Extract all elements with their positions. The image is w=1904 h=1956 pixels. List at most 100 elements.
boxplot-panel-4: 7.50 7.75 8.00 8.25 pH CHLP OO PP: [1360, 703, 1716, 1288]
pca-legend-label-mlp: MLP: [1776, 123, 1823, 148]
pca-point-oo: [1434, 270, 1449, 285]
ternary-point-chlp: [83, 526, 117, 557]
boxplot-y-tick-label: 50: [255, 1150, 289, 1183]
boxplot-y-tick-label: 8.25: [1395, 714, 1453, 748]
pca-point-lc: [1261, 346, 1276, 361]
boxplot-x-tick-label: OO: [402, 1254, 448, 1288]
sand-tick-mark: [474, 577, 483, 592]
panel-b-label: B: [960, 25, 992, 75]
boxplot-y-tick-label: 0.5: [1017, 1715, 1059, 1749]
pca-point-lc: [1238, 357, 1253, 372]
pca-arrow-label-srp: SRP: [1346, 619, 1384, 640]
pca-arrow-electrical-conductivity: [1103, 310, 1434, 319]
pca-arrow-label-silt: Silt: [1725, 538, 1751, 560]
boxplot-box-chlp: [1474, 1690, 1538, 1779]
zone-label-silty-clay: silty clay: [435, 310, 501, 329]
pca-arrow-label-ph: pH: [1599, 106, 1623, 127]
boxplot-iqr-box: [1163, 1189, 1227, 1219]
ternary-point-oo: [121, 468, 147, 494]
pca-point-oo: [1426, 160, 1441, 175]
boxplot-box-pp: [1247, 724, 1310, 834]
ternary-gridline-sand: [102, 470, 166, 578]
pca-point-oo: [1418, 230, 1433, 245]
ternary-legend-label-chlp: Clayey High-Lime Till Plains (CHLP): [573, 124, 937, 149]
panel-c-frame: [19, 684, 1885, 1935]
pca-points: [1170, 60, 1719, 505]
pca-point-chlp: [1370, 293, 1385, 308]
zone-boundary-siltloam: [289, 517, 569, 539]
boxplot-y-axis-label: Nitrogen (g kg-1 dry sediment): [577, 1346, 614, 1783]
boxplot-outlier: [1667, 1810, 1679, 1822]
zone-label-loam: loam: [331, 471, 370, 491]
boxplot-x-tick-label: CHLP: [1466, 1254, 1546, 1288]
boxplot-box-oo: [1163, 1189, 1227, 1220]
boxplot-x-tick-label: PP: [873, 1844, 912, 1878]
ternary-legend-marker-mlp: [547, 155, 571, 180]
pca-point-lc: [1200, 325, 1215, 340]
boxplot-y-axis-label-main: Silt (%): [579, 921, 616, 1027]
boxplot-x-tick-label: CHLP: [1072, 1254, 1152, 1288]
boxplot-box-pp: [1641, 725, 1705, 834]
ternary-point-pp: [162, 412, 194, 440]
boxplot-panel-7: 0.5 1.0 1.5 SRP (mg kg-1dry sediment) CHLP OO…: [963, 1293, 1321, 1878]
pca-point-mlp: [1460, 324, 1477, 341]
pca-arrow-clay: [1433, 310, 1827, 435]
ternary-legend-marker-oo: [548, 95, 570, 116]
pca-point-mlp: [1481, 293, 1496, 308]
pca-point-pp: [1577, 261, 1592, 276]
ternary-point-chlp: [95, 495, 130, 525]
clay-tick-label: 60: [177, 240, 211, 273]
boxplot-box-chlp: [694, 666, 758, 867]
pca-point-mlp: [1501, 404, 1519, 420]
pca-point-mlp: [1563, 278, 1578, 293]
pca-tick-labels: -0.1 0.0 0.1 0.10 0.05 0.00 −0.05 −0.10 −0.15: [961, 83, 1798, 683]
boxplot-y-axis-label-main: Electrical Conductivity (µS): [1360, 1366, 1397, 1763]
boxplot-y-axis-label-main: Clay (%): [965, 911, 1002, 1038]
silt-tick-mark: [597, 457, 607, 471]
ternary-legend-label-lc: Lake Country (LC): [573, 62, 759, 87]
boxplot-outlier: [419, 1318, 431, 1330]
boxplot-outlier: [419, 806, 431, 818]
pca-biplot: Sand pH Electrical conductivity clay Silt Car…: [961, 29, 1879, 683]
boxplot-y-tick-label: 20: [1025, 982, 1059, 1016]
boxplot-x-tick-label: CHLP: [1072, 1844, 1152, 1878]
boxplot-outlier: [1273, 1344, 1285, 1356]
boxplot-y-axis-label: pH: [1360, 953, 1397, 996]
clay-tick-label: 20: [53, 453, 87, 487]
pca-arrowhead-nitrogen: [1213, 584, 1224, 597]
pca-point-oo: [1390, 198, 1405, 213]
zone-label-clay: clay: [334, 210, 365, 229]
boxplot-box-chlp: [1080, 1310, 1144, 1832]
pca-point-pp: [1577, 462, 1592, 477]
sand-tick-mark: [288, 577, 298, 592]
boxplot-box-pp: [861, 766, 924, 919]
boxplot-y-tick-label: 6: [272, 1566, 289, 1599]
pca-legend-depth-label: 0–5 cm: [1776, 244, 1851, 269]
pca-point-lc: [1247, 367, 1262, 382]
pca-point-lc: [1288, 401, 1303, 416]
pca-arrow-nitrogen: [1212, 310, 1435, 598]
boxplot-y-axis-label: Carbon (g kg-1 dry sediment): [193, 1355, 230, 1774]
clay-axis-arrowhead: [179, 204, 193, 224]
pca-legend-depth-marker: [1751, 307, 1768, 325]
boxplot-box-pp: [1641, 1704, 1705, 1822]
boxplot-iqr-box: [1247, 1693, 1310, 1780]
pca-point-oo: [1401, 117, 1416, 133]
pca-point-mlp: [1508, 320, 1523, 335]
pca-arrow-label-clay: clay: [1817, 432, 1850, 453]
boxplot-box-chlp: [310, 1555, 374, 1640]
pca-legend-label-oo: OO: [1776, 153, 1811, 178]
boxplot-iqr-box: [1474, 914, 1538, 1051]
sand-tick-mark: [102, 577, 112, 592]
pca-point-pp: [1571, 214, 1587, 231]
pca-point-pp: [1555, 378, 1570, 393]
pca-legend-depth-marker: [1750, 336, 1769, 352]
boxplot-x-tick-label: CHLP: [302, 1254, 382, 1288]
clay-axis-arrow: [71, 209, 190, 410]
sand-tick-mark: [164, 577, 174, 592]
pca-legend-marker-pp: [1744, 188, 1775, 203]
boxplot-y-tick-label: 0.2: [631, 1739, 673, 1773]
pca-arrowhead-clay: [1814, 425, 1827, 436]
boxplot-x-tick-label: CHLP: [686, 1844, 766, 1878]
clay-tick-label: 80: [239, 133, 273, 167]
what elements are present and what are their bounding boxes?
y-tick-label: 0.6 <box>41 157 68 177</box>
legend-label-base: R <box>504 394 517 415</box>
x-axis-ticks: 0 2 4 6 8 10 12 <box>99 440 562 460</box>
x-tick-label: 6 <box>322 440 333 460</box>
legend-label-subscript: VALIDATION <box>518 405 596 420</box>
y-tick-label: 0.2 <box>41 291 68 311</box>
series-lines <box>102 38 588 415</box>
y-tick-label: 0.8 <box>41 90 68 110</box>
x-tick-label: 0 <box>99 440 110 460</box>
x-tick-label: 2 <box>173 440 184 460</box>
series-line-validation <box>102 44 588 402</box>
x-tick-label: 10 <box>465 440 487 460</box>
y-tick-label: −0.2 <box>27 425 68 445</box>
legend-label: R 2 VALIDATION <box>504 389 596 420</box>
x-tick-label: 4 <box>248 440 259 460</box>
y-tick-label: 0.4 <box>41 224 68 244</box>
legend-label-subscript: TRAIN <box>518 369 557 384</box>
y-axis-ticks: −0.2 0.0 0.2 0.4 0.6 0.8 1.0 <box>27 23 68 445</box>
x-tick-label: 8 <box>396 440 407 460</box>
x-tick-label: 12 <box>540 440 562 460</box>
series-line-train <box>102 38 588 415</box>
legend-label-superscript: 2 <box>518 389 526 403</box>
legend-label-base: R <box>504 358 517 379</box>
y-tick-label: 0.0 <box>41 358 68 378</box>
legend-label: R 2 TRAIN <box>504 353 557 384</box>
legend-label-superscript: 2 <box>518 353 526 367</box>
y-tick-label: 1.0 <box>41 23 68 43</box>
══════════
• EXERCISE BRIEF: Output every line from the first one through the line that contains "zone-label-silty-clay: silty clay: [435, 310, 501, 329]" as a JSON list of strings, one string per line, with blank lines omitted.

• OUTPUT OF THE EXERCISE:
[
  "Extract all elements with their positions. The image is w=1904 h=1956 pixels. List at most 100 elements.",
  "boxplot-panel-4: 7.50 7.75 8.00 8.25 pH CHLP OO PP: [1360, 703, 1716, 1288]",
  "pca-legend-label-mlp: MLP: [1776, 123, 1823, 148]",
  "pca-point-oo: [1434, 270, 1449, 285]",
  "ternary-point-chlp: [83, 526, 117, 557]",
  "boxplot-y-tick-label: 50: [255, 1150, 289, 1183]",
  "boxplot-y-tick-label: 8.25: [1395, 714, 1453, 748]",
  "pca-point-lc: [1261, 346, 1276, 361]",
  "boxplot-x-tick-label: OO: [402, 1254, 448, 1288]",
  "sand-tick-mark: [474, 577, 483, 592]",
  "panel-b-label: B: [960, 25, 992, 75]",
  "boxplot-y-tick-label: 0.5: [1017, 1715, 1059, 1749]",
  "pca-point-lc: [1238, 357, 1253, 372]",
  "pca-arrow-label-srp: SRP: [1346, 619, 1384, 640]",
  "pca-arrow-electrical-conductivity: [1103, 310, 1434, 319]",
  "pca-arrow-label-silt: Silt: [1725, 538, 1751, 560]",
  "boxplot-box-chlp: [1474, 1690, 1538, 1779]",
  "zone-label-silty-clay: silty clay: [435, 310, 501, 329]"
]